▶ GIVEN TASK:
Write out the data below exactly as given, without any of its pictures.

# START OF SUPPLIED RECORDS

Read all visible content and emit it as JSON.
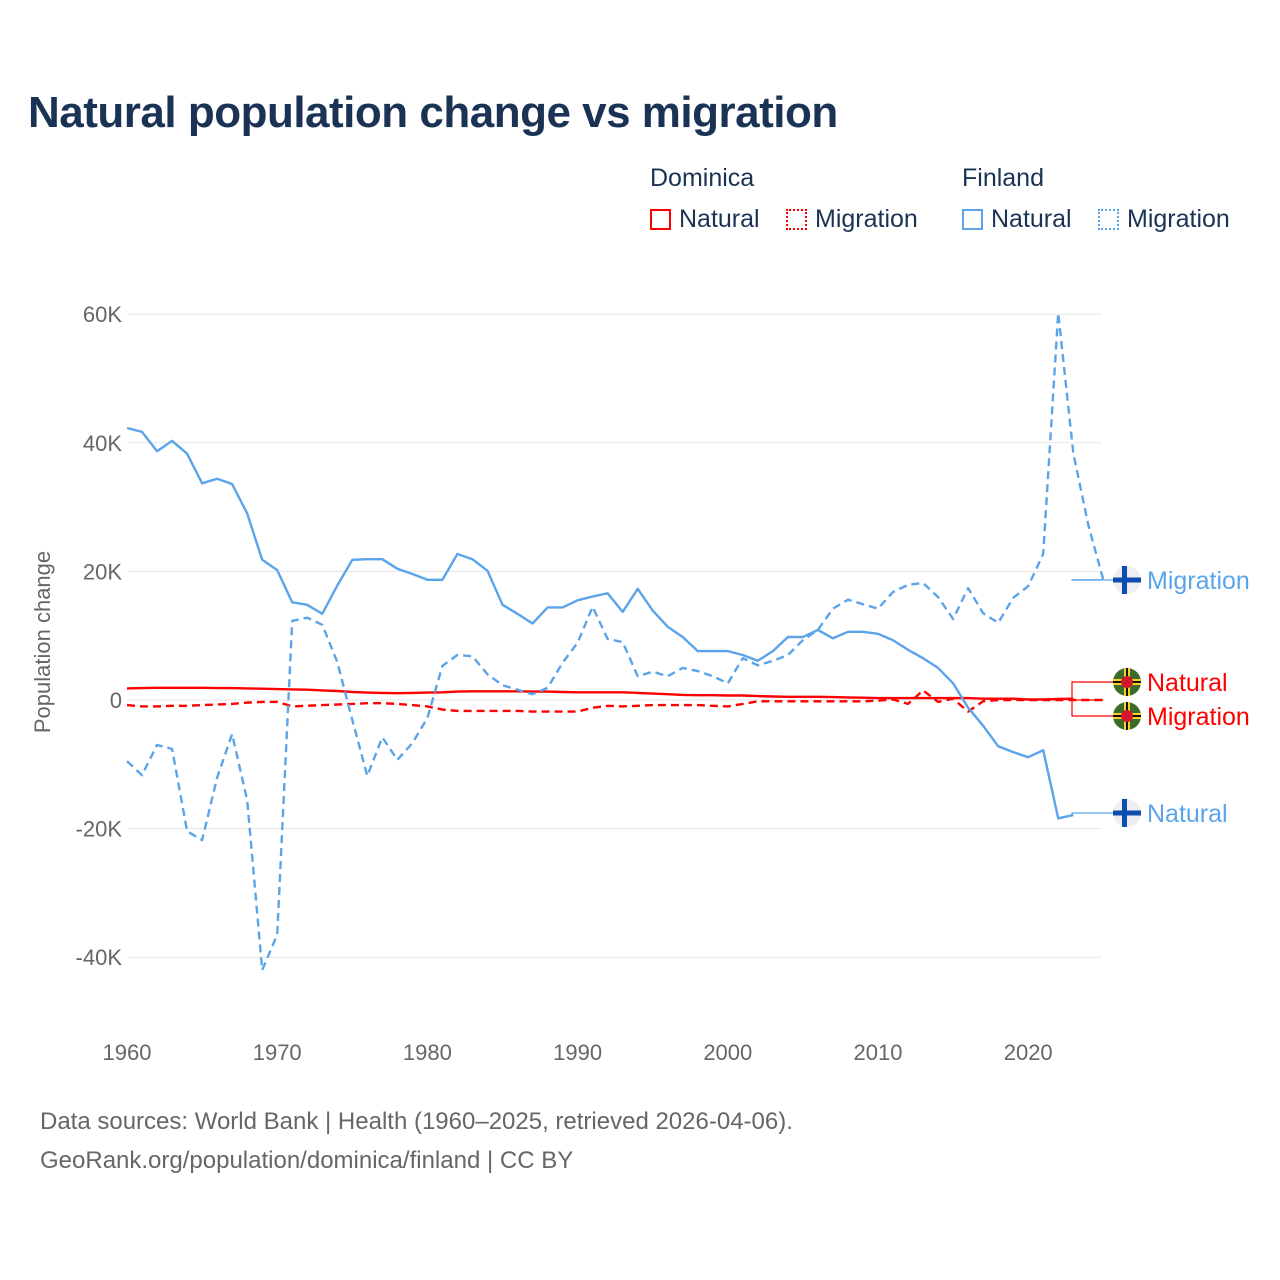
{
  "title": "Natural population change vs migration",
  "legend": {
    "groups": [
      {
        "name": "Dominica",
        "items": [
          "Natural",
          "Migration"
        ]
      },
      {
        "name": "Finland",
        "items": [
          "Natural",
          "Migration"
        ]
      }
    ]
  },
  "footer": {
    "line1": "Data sources: World Bank | Health (1960–2025, retrieved 2026-04-06).",
    "line2": "GeoRank.org/population/dominica/finland | CC BY"
  },
  "colors": {
    "dominica": "#ff0000",
    "finland": "#5ba4ea",
    "grid": "#e6e6e6",
    "text": "#666666",
    "title": "#1a3354"
  },
  "chart_data": {
    "type": "line",
    "title": "Natural population change vs migration",
    "xlabel": "",
    "ylabel": "Population change",
    "xlim": [
      1960,
      2025
    ],
    "ylim": [
      -50000,
      65000
    ],
    "x_ticks": [
      1960,
      1970,
      1980,
      1990,
      2000,
      2010,
      2020
    ],
    "x_tick_labels": [
      "1960",
      "1970",
      "1980",
      "1990",
      "2000",
      "2010",
      "2020"
    ],
    "y_ticks": [
      -40000,
      -20000,
      0,
      20000,
      40000,
      60000
    ],
    "y_tick_labels": [
      "-40K",
      "-20K",
      "0",
      "20K",
      "40K",
      "60K"
    ],
    "grid": true,
    "legend_position": "top-right",
    "series": [
      {
        "name": "Dominica Natural",
        "country": "Dominica",
        "kind": "Natural",
        "label": "Natural",
        "color": "#ff0000",
        "dash": false,
        "start_year": 1960,
        "values_k": [
          1.8,
          1.85,
          1.9,
          1.9,
          1.9,
          1.9,
          1.85,
          1.85,
          1.8,
          1.75,
          1.7,
          1.65,
          1.6,
          1.5,
          1.4,
          1.25,
          1.15,
          1.1,
          1.05,
          1.1,
          1.15,
          1.2,
          1.3,
          1.35,
          1.35,
          1.35,
          1.35,
          1.3,
          1.3,
          1.25,
          1.2,
          1.2,
          1.2,
          1.2,
          1.1,
          1.0,
          0.9,
          0.8,
          0.75,
          0.75,
          0.7,
          0.7,
          0.6,
          0.55,
          0.5,
          0.5,
          0.5,
          0.45,
          0.4,
          0.35,
          0.3,
          0.3,
          0.3,
          0.3,
          0.3,
          0.3,
          0.3,
          0.2,
          0.2,
          0.2,
          0.1,
          0.1,
          0.15,
          0.2
        ]
      },
      {
        "name": "Dominica Migration",
        "country": "Dominica",
        "kind": "Migration",
        "label": "Migration",
        "color": "#ff0000",
        "dash": true,
        "start_year": 1960,
        "values_k": [
          -0.8,
          -1.0,
          -1.0,
          -0.9,
          -0.9,
          -0.8,
          -0.7,
          -0.6,
          -0.4,
          -0.3,
          -0.3,
          -1.0,
          -0.9,
          -0.8,
          -0.7,
          -0.6,
          -0.5,
          -0.5,
          -0.6,
          -0.8,
          -1.0,
          -1.5,
          -1.7,
          -1.7,
          -1.7,
          -1.7,
          -1.7,
          -1.8,
          -1.8,
          -1.8,
          -1.8,
          -1.2,
          -0.9,
          -1.0,
          -0.9,
          -0.8,
          -0.8,
          -0.8,
          -0.8,
          -0.9,
          -1.0,
          -0.6,
          -0.2,
          -0.2,
          -0.2,
          -0.2,
          -0.2,
          -0.2,
          -0.2,
          -0.2,
          -0.1,
          0.1,
          -0.6,
          1.5,
          -0.3,
          0.2,
          -1.8,
          -0.2,
          0,
          0,
          0,
          0,
          0,
          0,
          0,
          0
        ]
      },
      {
        "name": "Finland Natural",
        "country": "Finland",
        "kind": "Natural",
        "label": "Natural",
        "color": "#5ba4ea",
        "dash": false,
        "start_year": 1960,
        "values_k": [
          42.3,
          41.7,
          38.7,
          40.3,
          38.3,
          33.7,
          34.4,
          33.6,
          29.0,
          21.8,
          20.2,
          15.2,
          14.8,
          13.4,
          17.8,
          21.8,
          21.9,
          21.9,
          20.4,
          19.6,
          18.7,
          18.7,
          22.7,
          21.9,
          20.1,
          14.8,
          13.4,
          11.9,
          14.4,
          14.4,
          15.5,
          16.1,
          16.6,
          13.7,
          17.3,
          13.9,
          11.4,
          9.8,
          7.6,
          7.6,
          7.6,
          7.0,
          6.1,
          7.6,
          9.8,
          9.8,
          10.9,
          9.6,
          10.6,
          10.6,
          10.3,
          9.3,
          7.8,
          6.5,
          5.0,
          2.6,
          -1.2,
          -4.0,
          -7.2,
          -8.1,
          -8.9,
          -7.8,
          -18.4,
          -17.9
        ]
      },
      {
        "name": "Finland Migration",
        "country": "Finland",
        "kind": "Migration",
        "label": "Migration",
        "color": "#5ba4ea",
        "dash": true,
        "start_year": 1960,
        "values_k": [
          -9.5,
          -11.7,
          -7.0,
          -7.6,
          -20.4,
          -21.8,
          -12.1,
          -5.3,
          -15.6,
          -42.0,
          -36.5,
          12.3,
          12.8,
          11.7,
          5.9,
          -3.1,
          -11.8,
          -5.8,
          -9.3,
          -6.7,
          -2.8,
          5.3,
          7.0,
          6.8,
          4.0,
          2.3,
          1.6,
          0.9,
          1.9,
          5.8,
          8.9,
          14.5,
          9.5,
          9.0,
          3.7,
          4.4,
          3.7,
          5.0,
          4.5,
          3.7,
          2.6,
          6.5,
          5.4,
          6.1,
          7.0,
          9.3,
          10.9,
          14.2,
          15.6,
          14.9,
          14.2,
          16.8,
          17.9,
          18.2,
          16.0,
          12.6,
          17.4,
          13.5,
          12.0,
          15.9,
          17.7,
          22.7,
          60.2,
          38.4,
          27.2,
          18.7
        ]
      }
    ]
  }
}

# END OF SUPPLIED RECORDS

▶ WRITTEN RESPONSE:
Read all visible content and emit it as JSON.
{
  "title": "Natural population change vs migration",
  "legend": {
    "groups": [
      {
        "name": "Dominica",
        "items": [
          "Natural",
          "Migration"
        ]
      },
      {
        "name": "Finland",
        "items": [
          "Natural",
          "Migration"
        ]
      }
    ]
  },
  "footer": {
    "line1": "Data sources: World Bank | Health (1960–2025, retrieved 2026-04-06).",
    "line2": "GeoRank.org/population/dominica/finland | CC BY"
  },
  "colors": {
    "dominica": "#ff0000",
    "finland": "#5ba4ea",
    "grid": "#e6e6e6",
    "text": "#666666",
    "title": "#1a3354"
  },
  "chart_data": {
    "type": "line",
    "title": "Natural population change vs migration",
    "xlabel": "",
    "ylabel": "Population change",
    "xlim": [
      1960,
      2025
    ],
    "ylim": [
      -50000,
      65000
    ],
    "x_ticks": [
      1960,
      1970,
      1980,
      1990,
      2000,
      2010,
      2020
    ],
    "x_tick_labels": [
      "1960",
      "1970",
      "1980",
      "1990",
      "2000",
      "2010",
      "2020"
    ],
    "y_ticks": [
      -40000,
      -20000,
      0,
      20000,
      40000,
      60000
    ],
    "y_tick_labels": [
      "-40K",
      "-20K",
      "0",
      "20K",
      "40K",
      "60K"
    ],
    "grid": true,
    "legend_position": "top-right",
    "series": [
      {
        "name": "Dominica Natural",
        "country": "Dominica",
        "kind": "Natural",
        "label": "Natural",
        "color": "#ff0000",
        "dash": false,
        "start_year": 1960,
        "values_k": [
          1.8,
          1.85,
          1.9,
          1.9,
          1.9,
          1.9,
          1.85,
          1.85,
          1.8,
          1.75,
          1.7,
          1.65,
          1.6,
          1.5,
          1.4,
          1.25,
          1.15,
          1.1,
          1.05,
          1.1,
          1.15,
          1.2,
          1.3,
          1.35,
          1.35,
          1.35,
          1.35,
          1.3,
          1.3,
          1.25,
          1.2,
          1.2,
          1.2,
          1.2,
          1.1,
          1.0,
          0.9,
          0.8,
          0.75,
          0.75,
          0.7,
          0.7,
          0.6,
          0.55,
          0.5,
          0.5,
          0.5,
          0.45,
          0.4,
          0.35,
          0.3,
          0.3,
          0.3,
          0.3,
          0.3,
          0.3,
          0.3,
          0.2,
          0.2,
          0.2,
          0.1,
          0.1,
          0.15,
          0.2
        ]
      },
      {
        "name": "Dominica Migration",
        "country": "Dominica",
        "kind": "Migration",
        "label": "Migration",
        "color": "#ff0000",
        "dash": true,
        "start_year": 1960,
        "values_k": [
          -0.8,
          -1.0,
          -1.0,
          -0.9,
          -0.9,
          -0.8,
          -0.7,
          -0.6,
          -0.4,
          -0.3,
          -0.3,
          -1.0,
          -0.9,
          -0.8,
          -0.7,
          -0.6,
          -0.5,
          -0.5,
          -0.6,
          -0.8,
          -1.0,
          -1.5,
          -1.7,
          -1.7,
          -1.7,
          -1.7,
          -1.7,
          -1.8,
          -1.8,
          -1.8,
          -1.8,
          -1.2,
          -0.9,
          -1.0,
          -0.9,
          -0.8,
          -0.8,
          -0.8,
          -0.8,
          -0.9,
          -1.0,
          -0.6,
          -0.2,
          -0.2,
          -0.2,
          -0.2,
          -0.2,
          -0.2,
          -0.2,
          -0.2,
          -0.1,
          0.1,
          -0.6,
          1.5,
          -0.3,
          0.2,
          -1.8,
          -0.2,
          0,
          0,
          0,
          0,
          0,
          0,
          0,
          0
        ]
      },
      {
        "name": "Finland Natural",
        "country": "Finland",
        "kind": "Natural",
        "label": "Natural",
        "color": "#5ba4ea",
        "dash": false,
        "start_year": 1960,
        "values_k": [
          42.3,
          41.7,
          38.7,
          40.3,
          38.3,
          33.7,
          34.4,
          33.6,
          29.0,
          21.8,
          20.2,
          15.2,
          14.8,
          13.4,
          17.8,
          21.8,
          21.9,
          21.9,
          20.4,
          19.6,
          18.7,
          18.7,
          22.7,
          21.9,
          20.1,
          14.8,
          13.4,
          11.9,
          14.4,
          14.4,
          15.5,
          16.1,
          16.6,
          13.7,
          17.3,
          13.9,
          11.4,
          9.8,
          7.6,
          7.6,
          7.6,
          7.0,
          6.1,
          7.6,
          9.8,
          9.8,
          10.9,
          9.6,
          10.6,
          10.6,
          10.3,
          9.3,
          7.8,
          6.5,
          5.0,
          2.6,
          -1.2,
          -4.0,
          -7.2,
          -8.1,
          -8.9,
          -7.8,
          -18.4,
          -17.9
        ]
      },
      {
        "name": "Finland Migration",
        "country": "Finland",
        "kind": "Migration",
        "label": "Migration",
        "color": "#5ba4ea",
        "dash": true,
        "start_year": 1960,
        "values_k": [
          -9.5,
          -11.7,
          -7.0,
          -7.6,
          -20.4,
          -21.8,
          -12.1,
          -5.3,
          -15.6,
          -42.0,
          -36.5,
          12.3,
          12.8,
          11.7,
          5.9,
          -3.1,
          -11.8,
          -5.8,
          -9.3,
          -6.7,
          -2.8,
          5.3,
          7.0,
          6.8,
          4.0,
          2.3,
          1.6,
          0.9,
          1.9,
          5.8,
          8.9,
          14.5,
          9.5,
          9.0,
          3.7,
          4.4,
          3.7,
          5.0,
          4.5,
          3.7,
          2.6,
          6.5,
          5.4,
          6.1,
          7.0,
          9.3,
          10.9,
          14.2,
          15.6,
          14.9,
          14.2,
          16.8,
          17.9,
          18.2,
          16.0,
          12.6,
          17.4,
          13.5,
          12.0,
          15.9,
          17.7,
          22.7,
          60.2,
          38.4,
          27.2,
          18.7
        ]
      }
    ]
  }
}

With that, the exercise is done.